● **YOUR OBJECTIVE**
Copy out the whole listing exactly as written, leaving the pictures behind.

### ENTRIES ###

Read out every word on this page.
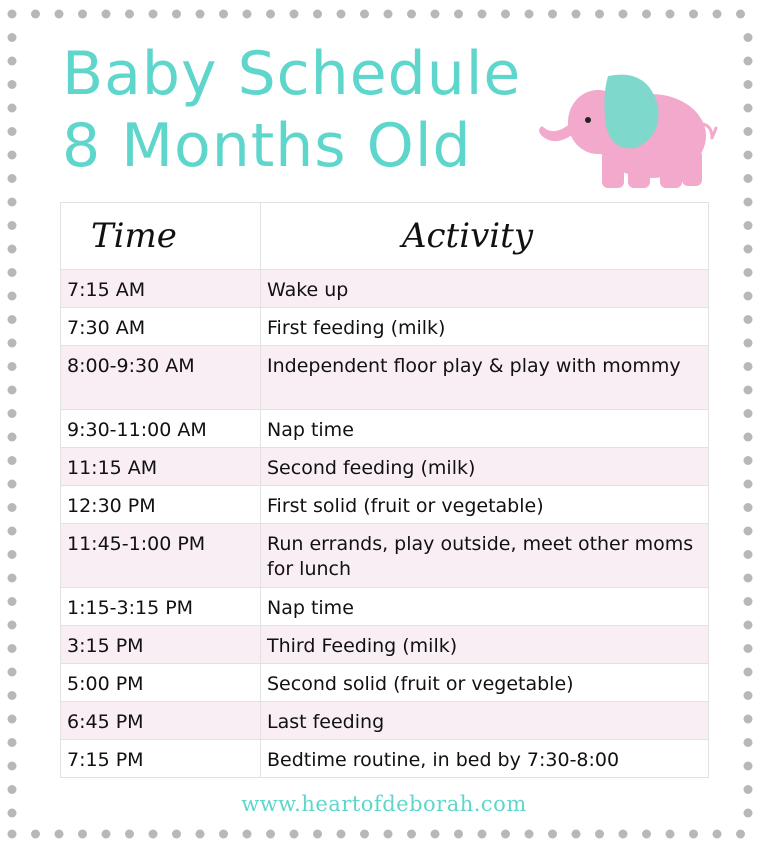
Baby Schedule
8 Months Old
Time	Activity
7:15 AM	Wake up
7:30 AM	First feeding (milk)
8:00-9:30 AM	Independent floor play & play with mommy
9:30-11:00 AM	Nap time
11:15 AM	Second feeding (milk)
12:30 PM	First solid (fruit or vegetable)
11:45-1:00 PM	Run errands, play outside, meet other moms for lunch
1:15-3:15 PM	Nap time
3:15 PM	Third Feeding (milk)
5:00 PM	Second solid (fruit or vegetable)
6:45 PM	Last feeding
7:15 PM	Bedtime routine, in bed by 7:30-8:00
www.heartofdeborah.com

###

● **WRITTEN ANSWER**
Read out every word on this page.
Baby Schedule
8 Months Old
Time	Activity
7:15 AM	Wake up
7:30 AM	First feeding (milk)
8:00-9:30 AM	Independent floor play & play with mommy
9:30-11:00 AM	Nap time
11:15 AM	Second feeding (milk)
12:30 PM	First solid (fruit or vegetable)
11:45-1:00 PM	Run errands, play outside, meet other moms for lunch
1:15-3:15 PM	Nap time
3:15 PM	Third Feeding (milk)
5:00 PM	Second solid (fruit or vegetable)
6:45 PM	Last feeding
7:15 PM	Bedtime routine, in bed by 7:30-8:00
www.heartofdeborah.com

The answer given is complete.